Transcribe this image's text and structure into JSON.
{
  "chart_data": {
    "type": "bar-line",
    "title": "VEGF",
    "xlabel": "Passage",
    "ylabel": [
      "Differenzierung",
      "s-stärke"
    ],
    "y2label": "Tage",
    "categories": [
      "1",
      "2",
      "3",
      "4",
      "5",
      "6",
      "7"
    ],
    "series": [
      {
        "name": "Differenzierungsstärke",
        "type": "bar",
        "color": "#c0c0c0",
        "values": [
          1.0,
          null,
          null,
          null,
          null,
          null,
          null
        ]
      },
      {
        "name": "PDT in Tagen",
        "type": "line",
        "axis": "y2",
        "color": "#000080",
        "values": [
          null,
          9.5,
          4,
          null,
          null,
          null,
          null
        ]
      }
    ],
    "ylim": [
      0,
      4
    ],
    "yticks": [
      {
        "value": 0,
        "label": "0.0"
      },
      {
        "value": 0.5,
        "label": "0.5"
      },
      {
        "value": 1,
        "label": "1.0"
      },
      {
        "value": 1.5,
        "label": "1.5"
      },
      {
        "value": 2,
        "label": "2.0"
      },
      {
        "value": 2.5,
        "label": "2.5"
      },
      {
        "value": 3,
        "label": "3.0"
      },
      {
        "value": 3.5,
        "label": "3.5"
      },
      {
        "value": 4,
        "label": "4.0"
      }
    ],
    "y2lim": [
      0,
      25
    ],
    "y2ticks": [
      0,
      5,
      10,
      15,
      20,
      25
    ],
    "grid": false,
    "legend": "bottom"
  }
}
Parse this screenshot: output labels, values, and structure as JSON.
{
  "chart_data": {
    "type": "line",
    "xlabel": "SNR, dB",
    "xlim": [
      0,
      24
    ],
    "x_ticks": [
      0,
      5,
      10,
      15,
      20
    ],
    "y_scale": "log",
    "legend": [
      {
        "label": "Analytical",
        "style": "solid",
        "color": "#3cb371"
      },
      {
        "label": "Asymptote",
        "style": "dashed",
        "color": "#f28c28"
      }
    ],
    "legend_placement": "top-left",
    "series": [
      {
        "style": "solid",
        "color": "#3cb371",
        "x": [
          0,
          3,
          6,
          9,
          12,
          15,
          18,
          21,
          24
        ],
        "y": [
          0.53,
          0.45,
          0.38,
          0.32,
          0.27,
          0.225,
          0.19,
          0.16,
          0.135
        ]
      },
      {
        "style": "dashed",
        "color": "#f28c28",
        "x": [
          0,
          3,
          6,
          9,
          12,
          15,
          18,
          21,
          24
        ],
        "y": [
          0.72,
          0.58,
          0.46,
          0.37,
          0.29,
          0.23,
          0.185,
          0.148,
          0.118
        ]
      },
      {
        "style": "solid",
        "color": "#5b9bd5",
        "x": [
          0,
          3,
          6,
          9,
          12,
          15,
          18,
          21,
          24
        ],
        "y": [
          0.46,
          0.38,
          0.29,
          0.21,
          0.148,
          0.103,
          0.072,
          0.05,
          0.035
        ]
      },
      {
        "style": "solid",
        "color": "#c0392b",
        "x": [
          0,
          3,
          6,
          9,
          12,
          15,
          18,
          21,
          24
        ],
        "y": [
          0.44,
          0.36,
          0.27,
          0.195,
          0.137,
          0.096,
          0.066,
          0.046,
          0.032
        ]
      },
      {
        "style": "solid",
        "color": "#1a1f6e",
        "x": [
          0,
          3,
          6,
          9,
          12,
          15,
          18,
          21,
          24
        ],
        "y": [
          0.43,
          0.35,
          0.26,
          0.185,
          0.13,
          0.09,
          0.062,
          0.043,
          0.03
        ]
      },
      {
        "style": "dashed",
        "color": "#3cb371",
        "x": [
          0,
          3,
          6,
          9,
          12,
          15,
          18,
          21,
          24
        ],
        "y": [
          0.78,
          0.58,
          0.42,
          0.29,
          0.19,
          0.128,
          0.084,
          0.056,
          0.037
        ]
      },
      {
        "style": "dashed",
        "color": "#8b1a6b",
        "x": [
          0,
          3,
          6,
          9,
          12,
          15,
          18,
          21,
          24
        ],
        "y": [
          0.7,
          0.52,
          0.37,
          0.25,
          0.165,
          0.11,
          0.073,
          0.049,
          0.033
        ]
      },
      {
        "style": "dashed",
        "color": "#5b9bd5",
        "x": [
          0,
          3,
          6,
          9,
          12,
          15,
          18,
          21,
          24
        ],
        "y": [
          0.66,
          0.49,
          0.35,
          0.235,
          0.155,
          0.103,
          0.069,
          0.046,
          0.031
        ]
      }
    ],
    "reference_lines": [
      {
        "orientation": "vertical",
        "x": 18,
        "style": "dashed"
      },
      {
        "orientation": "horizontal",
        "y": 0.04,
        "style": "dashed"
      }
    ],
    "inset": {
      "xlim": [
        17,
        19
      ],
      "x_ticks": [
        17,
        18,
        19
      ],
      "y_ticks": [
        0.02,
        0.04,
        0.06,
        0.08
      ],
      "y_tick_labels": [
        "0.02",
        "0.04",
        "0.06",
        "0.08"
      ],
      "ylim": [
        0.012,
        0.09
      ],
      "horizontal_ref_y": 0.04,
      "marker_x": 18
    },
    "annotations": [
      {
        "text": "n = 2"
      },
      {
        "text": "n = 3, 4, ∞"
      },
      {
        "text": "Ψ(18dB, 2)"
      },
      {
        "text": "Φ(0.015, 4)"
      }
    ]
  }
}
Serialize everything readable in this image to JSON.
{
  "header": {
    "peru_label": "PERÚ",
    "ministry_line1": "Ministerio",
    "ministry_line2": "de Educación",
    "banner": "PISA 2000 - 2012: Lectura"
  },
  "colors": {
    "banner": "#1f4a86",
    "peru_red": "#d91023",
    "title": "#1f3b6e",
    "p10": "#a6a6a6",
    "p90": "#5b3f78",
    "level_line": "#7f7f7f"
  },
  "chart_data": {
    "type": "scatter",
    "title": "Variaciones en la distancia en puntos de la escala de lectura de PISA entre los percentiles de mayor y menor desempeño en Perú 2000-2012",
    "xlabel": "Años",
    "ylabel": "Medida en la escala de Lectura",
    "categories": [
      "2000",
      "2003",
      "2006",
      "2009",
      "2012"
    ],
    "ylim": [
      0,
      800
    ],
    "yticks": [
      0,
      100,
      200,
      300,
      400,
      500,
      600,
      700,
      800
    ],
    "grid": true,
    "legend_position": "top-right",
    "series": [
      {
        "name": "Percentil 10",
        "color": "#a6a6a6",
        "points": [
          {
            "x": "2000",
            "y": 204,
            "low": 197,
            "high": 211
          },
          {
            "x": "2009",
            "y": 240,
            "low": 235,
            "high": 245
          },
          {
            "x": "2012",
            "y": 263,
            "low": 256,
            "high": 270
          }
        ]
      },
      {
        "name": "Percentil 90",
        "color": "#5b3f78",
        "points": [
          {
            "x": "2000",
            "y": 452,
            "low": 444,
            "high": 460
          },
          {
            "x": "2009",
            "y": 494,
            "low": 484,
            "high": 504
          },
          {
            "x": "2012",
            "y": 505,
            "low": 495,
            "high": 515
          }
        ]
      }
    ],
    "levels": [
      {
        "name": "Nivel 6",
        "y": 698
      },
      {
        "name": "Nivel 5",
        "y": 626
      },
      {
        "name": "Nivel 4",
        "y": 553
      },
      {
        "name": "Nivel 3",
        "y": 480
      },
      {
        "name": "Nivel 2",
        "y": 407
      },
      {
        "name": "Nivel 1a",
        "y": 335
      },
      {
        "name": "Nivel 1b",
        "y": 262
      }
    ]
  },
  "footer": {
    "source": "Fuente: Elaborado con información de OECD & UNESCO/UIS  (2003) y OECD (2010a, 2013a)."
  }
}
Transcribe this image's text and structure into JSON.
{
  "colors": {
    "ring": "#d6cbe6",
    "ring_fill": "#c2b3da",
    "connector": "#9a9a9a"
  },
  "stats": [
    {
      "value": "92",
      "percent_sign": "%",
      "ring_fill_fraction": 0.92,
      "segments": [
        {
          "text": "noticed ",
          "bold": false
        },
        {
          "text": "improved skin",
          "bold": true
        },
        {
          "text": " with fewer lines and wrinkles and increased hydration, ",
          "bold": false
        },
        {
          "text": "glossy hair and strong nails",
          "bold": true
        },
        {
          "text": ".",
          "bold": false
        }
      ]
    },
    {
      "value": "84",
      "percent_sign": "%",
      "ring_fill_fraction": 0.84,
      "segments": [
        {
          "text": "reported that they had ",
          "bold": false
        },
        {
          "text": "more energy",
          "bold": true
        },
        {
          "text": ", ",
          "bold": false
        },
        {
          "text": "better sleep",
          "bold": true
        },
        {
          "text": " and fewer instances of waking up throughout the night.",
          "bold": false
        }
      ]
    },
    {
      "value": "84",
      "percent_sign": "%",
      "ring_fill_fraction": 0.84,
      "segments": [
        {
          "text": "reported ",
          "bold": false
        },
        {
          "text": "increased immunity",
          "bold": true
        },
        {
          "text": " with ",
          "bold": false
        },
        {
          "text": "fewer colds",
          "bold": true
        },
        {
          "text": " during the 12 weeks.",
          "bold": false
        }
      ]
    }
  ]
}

※

Written problem
All lines holding the word "increased" should be picked out and copied.

Exercise response
          "text": " with fewer lines and wrinkles and increased hydration, ",
          "text": "increased immunity",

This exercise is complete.